Write out each entry again. Keep every word exactly as it is.

Figure record extracts:
>>>>
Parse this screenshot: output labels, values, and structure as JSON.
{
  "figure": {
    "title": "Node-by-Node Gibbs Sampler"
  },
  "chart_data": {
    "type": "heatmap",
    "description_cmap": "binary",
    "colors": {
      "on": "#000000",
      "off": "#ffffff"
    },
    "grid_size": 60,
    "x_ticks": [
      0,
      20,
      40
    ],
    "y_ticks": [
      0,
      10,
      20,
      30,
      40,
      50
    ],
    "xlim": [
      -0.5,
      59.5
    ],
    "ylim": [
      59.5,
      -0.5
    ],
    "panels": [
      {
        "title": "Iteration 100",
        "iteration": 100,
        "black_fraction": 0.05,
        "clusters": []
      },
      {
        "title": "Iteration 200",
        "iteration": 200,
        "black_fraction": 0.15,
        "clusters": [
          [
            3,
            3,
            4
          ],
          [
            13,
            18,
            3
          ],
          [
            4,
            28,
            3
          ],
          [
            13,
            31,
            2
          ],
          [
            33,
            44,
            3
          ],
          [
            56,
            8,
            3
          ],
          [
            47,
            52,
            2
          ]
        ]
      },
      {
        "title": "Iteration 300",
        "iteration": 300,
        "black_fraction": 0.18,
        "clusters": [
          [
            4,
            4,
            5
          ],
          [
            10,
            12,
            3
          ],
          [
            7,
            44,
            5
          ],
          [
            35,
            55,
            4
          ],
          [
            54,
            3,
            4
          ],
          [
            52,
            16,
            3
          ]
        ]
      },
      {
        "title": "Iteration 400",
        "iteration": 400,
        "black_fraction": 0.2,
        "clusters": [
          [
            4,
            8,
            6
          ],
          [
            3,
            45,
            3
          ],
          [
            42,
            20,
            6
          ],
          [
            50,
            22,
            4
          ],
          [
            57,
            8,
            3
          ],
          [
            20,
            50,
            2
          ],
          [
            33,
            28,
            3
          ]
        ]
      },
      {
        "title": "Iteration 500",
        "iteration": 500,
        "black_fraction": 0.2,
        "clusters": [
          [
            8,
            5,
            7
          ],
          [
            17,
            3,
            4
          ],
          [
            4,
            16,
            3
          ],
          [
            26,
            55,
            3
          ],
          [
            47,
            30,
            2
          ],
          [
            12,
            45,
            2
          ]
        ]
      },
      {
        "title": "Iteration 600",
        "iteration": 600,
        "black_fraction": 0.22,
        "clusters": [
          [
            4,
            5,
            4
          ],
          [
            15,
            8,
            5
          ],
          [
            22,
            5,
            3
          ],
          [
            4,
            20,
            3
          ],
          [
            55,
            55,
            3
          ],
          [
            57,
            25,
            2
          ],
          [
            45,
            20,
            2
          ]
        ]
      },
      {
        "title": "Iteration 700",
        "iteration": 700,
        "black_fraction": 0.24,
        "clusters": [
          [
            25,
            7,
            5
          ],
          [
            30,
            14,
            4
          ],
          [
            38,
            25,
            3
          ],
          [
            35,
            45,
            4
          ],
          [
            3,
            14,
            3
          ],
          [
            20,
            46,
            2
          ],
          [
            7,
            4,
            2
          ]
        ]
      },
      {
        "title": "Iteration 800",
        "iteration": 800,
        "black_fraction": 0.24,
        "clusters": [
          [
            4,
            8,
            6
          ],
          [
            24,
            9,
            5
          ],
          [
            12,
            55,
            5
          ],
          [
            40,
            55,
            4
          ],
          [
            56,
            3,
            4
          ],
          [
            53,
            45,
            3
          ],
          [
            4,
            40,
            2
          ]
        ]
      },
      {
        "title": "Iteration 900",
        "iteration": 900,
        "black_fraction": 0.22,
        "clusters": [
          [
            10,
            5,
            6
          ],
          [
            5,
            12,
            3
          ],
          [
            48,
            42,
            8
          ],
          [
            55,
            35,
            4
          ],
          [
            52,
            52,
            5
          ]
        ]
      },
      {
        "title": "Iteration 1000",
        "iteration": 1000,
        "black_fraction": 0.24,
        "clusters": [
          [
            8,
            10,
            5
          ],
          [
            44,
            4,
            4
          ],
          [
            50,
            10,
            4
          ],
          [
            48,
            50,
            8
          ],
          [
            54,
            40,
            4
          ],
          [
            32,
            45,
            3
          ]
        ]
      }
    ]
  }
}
<<<<
» **Worked solution**:
Parse this screenshot: output labels, values, and structure as JSON.
{
  "figure": {
    "title": "Node-by-Node Gibbs Sampler"
  },
  "chart_data": {
    "type": "heatmap",
    "description_cmap": "binary",
    "colors": {
      "on": "#000000",
      "off": "#ffffff"
    },
    "grid_size": 60,
    "x_ticks": [
      0,
      20,
      40
    ],
    "y_ticks": [
      0,
      10,
      20,
      30,
      40,
      50
    ],
    "xlim": [
      -0.5,
      59.5
    ],
    "ylim": [
      59.5,
      -0.5
    ],
    "panels": [
      {
        "title": "Iteration 100",
        "iteration": 100,
        "black_fraction": 0.05,
        "clusters": []
      },
      {
        "title": "Iteration 200",
        "iteration": 200,
        "black_fraction": 0.15,
        "clusters": [
          [
            3,
            3,
            4
          ],
          [
            13,
            18,
            3
          ],
          [
            4,
            28,
            3
          ],
          [
            13,
            31,
            2
          ],
          [
            33,
            44,
            3
          ],
          [
            56,
            8,
            3
          ],
          [
            47,
            52,
            2
          ]
        ]
      },
      {
        "title": "Iteration 300",
        "iteration": 300,
        "black_fraction": 0.18,
        "clusters": [
          [
            4,
            4,
            5
          ],
          [
            10,
            12,
            3
          ],
          [
            7,
            44,
            5
          ],
          [
            35,
            55,
            4
          ],
          [
            54,
            3,
            4
          ],
          [
            52,
            16,
            3
          ]
        ]
      },
      {
        "title": "Iteration 400",
        "iteration": 400,
        "black_fraction": 0.2,
        "clusters": [
          [
            4,
            8,
            6
          ],
          [
            3,
            45,
            3
          ],
          [
            42,
            20,
            6
          ],
          [
            50,
            22,
            4
          ],
          [
            57,
            8,
            3
          ],
          [
            20,
            50,
            2
          ],
          [
            33,
            28,
            3
          ]
        ]
      },
      {
        "title": "Iteration 500",
        "iteration": 500,
        "black_fraction": 0.2,
        "clusters": [
          [
            8,
            5,
            7
          ],
          [
            17,
            3,
            4
          ],
          [
            4,
            16,
            3
          ],
          [
            26,
            55,
            3
          ],
          [
            47,
            30,
            2
          ],
          [
            12,
            45,
            2
          ]
        ]
      },
      {
        "title": "Iteration 600",
        "iteration": 600,
        "black_fraction": 0.22,
        "clusters": [
          [
            4,
            5,
            4
          ],
          [
            15,
            8,
            5
          ],
          [
            22,
            5,
            3
          ],
          [
            4,
            20,
            3
          ],
          [
            55,
            55,
            3
          ],
          [
            57,
            25,
            2
          ],
          [
            45,
            20,
            2
          ]
        ]
      },
      {
        "title": "Iteration 700",
        "iteration": 700,
        "black_fraction": 0.24,
        "clusters": [
          [
            25,
            7,
            5
          ],
          [
            30,
            14,
            4
          ],
          [
            38,
            25,
            3
          ],
          [
            35,
            45,
            4
          ],
          [
            3,
            14,
            3
          ],
          [
            20,
            46,
            2
          ],
          [
            7,
            4,
            2
          ]
        ]
      },
      {
        "title": "Iteration 800",
        "iteration": 800,
        "black_fraction": 0.24,
        "clusters": [
          [
            4,
            8,
            6
          ],
          [
            24,
            9,
            5
          ],
          [
            12,
            55,
            5
          ],
          [
            40,
            55,
            4
          ],
          [
            56,
            3,
            4
          ],
          [
            53,
            45,
            3
          ],
          [
            4,
            40,
            2
          ]
        ]
      },
      {
        "title": "Iteration 900",
        "iteration": 900,
        "black_fraction": 0.22,
        "clusters": [
          [
            10,
            5,
            6
          ],
          [
            5,
            12,
            3
          ],
          [
            48,
            42,
            8
          ],
          [
            55,
            35,
            4
          ],
          [
            52,
            52,
            5
          ]
        ]
      },
      {
        "title": "Iteration 1000",
        "iteration": 1000,
        "black_fraction": 0.24,
        "clusters": [
          [
            8,
            10,
            5
          ],
          [
            44,
            4,
            4
          ],
          [
            50,
            10,
            4
          ],
          [
            48,
            50,
            8
          ],
          [
            54,
            40,
            4
          ],
          [
            32,
            45,
            3
          ]
        ]
      }
    ]
  }
}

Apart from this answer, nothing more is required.